* [What is being asked] Within the records below, find each line that holds the string "Aosta", then copy it.

┌──

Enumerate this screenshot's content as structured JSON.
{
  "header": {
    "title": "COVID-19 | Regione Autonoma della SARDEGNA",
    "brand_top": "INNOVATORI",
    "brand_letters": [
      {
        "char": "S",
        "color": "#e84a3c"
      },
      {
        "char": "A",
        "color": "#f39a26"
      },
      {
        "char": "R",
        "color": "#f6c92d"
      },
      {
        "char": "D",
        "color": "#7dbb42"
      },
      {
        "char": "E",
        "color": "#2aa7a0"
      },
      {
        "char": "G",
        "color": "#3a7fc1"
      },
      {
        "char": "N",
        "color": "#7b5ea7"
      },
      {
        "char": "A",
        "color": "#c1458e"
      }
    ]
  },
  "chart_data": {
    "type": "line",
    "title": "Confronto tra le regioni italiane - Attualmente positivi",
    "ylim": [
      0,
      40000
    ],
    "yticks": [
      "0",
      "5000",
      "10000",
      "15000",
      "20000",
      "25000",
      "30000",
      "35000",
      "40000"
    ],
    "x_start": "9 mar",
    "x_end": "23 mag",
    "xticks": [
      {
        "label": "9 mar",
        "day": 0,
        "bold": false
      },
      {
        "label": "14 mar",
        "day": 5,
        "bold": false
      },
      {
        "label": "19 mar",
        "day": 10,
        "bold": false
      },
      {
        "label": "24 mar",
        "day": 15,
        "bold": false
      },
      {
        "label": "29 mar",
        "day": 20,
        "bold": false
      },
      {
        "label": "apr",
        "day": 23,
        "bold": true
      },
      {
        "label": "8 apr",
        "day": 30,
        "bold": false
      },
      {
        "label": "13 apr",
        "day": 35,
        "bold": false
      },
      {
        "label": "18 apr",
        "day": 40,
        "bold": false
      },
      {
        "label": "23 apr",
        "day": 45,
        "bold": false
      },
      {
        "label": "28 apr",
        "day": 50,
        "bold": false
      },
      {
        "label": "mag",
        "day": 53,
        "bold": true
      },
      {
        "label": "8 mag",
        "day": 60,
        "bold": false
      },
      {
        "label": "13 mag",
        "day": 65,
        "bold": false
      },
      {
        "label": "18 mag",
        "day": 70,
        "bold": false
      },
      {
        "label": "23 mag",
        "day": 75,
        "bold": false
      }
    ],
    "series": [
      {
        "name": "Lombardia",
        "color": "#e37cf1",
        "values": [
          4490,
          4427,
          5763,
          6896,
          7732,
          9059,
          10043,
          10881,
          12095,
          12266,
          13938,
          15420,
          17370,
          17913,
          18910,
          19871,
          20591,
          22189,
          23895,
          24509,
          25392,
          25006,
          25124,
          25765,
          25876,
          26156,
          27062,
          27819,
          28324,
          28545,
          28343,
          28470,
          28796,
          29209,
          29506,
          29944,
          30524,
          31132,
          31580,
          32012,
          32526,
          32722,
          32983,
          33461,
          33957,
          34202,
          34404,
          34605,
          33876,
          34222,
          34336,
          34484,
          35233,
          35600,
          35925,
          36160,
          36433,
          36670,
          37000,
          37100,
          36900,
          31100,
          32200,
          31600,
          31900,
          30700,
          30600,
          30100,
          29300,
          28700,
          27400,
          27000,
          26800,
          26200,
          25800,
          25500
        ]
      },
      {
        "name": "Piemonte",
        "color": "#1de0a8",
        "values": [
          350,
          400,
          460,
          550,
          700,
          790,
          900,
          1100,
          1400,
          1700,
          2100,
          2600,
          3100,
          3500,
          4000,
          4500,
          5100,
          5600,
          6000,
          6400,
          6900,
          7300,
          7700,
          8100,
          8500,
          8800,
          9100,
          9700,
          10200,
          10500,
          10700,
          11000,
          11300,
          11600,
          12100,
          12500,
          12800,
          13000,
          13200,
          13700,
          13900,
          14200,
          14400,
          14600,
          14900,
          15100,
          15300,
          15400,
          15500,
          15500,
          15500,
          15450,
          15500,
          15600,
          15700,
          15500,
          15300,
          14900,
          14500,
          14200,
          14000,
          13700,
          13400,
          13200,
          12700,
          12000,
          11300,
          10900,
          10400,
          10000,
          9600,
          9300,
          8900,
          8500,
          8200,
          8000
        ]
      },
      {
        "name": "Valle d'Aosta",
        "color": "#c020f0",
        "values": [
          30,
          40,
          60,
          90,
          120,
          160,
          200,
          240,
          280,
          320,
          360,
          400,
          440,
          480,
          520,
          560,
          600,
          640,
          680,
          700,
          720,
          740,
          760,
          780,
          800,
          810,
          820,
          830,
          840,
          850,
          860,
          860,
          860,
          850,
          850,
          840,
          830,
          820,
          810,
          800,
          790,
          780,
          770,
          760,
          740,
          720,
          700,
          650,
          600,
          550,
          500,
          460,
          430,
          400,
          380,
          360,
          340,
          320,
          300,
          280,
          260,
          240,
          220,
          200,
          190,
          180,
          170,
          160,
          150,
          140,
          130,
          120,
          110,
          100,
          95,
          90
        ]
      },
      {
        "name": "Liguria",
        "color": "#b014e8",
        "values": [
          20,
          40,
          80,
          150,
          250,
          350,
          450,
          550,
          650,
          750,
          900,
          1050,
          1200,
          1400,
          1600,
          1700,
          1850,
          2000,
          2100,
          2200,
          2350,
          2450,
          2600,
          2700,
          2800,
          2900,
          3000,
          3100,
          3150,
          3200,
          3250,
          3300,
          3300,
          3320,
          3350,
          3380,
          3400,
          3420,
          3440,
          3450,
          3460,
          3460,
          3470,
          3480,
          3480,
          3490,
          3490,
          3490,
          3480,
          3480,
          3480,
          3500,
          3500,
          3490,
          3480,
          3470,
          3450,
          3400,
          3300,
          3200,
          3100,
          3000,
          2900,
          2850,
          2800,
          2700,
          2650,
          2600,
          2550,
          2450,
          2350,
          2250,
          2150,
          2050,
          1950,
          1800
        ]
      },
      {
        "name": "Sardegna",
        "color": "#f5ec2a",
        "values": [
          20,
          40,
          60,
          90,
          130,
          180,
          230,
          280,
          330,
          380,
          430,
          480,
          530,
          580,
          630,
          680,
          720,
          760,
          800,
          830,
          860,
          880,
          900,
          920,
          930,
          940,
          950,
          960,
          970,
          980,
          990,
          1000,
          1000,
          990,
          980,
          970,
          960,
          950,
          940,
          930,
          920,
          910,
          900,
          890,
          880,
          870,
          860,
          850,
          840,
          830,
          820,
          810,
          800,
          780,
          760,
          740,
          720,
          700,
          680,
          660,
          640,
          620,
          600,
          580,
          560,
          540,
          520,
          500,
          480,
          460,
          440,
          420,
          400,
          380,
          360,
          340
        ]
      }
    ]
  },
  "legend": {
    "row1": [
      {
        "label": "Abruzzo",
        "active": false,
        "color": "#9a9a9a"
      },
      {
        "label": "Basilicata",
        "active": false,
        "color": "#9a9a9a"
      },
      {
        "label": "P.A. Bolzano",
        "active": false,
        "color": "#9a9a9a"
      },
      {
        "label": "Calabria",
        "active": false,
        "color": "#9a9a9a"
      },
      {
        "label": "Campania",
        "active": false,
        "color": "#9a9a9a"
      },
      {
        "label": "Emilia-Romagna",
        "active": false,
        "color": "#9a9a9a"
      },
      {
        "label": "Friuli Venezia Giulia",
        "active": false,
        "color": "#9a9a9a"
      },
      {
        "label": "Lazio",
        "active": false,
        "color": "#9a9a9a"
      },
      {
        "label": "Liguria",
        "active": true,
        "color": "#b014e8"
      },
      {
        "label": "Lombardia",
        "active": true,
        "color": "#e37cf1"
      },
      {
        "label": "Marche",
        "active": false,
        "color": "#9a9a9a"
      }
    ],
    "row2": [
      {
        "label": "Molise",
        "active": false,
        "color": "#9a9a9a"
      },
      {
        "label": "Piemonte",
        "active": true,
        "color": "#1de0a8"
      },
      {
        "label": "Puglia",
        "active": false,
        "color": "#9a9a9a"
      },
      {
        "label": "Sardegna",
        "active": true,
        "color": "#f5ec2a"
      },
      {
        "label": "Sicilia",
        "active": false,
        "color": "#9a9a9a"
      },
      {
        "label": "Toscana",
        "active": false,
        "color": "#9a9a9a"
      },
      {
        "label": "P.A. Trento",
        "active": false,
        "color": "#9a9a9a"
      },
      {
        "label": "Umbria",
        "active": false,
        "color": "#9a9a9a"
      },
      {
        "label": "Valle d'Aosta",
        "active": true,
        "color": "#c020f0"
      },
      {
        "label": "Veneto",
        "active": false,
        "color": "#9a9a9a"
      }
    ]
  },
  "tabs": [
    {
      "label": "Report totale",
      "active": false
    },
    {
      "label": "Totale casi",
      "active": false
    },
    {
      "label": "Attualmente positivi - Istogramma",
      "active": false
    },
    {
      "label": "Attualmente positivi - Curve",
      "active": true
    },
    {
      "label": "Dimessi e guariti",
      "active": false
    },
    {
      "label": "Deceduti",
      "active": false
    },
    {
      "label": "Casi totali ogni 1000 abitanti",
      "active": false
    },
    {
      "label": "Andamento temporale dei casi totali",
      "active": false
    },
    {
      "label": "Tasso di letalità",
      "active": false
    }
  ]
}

└──

* [Answer to the exercise]
        "name": "Valle d'Aosta",
        "label": "Valle d'Aosta",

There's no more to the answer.